## Work instructions
All records are to be retyped faithfully and completely.
## START Data extract
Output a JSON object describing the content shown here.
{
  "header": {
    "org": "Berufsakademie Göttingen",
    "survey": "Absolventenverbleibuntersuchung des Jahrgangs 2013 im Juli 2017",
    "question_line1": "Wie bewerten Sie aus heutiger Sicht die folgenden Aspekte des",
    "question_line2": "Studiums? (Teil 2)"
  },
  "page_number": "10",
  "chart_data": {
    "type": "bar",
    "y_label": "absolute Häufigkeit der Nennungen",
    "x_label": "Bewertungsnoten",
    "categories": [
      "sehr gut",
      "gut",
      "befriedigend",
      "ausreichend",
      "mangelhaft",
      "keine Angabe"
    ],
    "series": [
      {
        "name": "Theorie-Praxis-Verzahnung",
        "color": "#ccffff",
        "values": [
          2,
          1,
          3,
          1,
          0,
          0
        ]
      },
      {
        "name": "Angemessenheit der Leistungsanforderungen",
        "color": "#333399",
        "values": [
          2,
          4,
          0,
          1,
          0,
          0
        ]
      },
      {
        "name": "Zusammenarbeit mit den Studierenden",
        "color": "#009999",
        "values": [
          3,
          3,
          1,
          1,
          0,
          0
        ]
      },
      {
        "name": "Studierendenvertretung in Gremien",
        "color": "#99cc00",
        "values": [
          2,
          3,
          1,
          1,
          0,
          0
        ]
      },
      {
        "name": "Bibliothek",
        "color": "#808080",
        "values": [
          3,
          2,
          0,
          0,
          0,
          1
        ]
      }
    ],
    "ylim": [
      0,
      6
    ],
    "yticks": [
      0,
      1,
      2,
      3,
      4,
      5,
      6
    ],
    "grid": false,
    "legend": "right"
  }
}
## END Data extract
## Output of the exercise
Output a JSON object describing the content shown here.
{
  "header": {
    "org": "Berufsakademie Göttingen",
    "survey": "Absolventenverbleibuntersuchung des Jahrgangs 2013 im Juli 2017",
    "question_line1": "Wie bewerten Sie aus heutiger Sicht die folgenden Aspekte des",
    "question_line2": "Studiums? (Teil 2)"
  },
  "page_number": "10",
  "chart_data": {
    "type": "bar",
    "y_label": "absolute Häufigkeit der Nennungen",
    "x_label": "Bewertungsnoten",
    "categories": [
      "sehr gut",
      "gut",
      "befriedigend",
      "ausreichend",
      "mangelhaft",
      "keine Angabe"
    ],
    "series": [
      {
        "name": "Theorie-Praxis-Verzahnung",
        "color": "#ccffff",
        "values": [
          2,
          1,
          3,
          1,
          0,
          0
        ]
      },
      {
        "name": "Angemessenheit der Leistungsanforderungen",
        "color": "#333399",
        "values": [
          2,
          4,
          0,
          1,
          0,
          0
        ]
      },
      {
        "name": "Zusammenarbeit mit den Studierenden",
        "color": "#009999",
        "values": [
          3,
          3,
          1,
          1,
          0,
          0
        ]
      },
      {
        "name": "Studierendenvertretung in Gremien",
        "color": "#99cc00",
        "values": [
          2,
          3,
          1,
          1,
          0,
          0
        ]
      },
      {
        "name": "Bibliothek",
        "color": "#808080",
        "values": [
          3,
          2,
          0,
          0,
          0,
          1
        ]
      }
    ],
    "ylim": [
      0,
      6
    ],
    "yticks": [
      0,
      1,
      2,
      3,
      4,
      5,
      6
    ],
    "grid": false,
    "legend": "right"
  }
}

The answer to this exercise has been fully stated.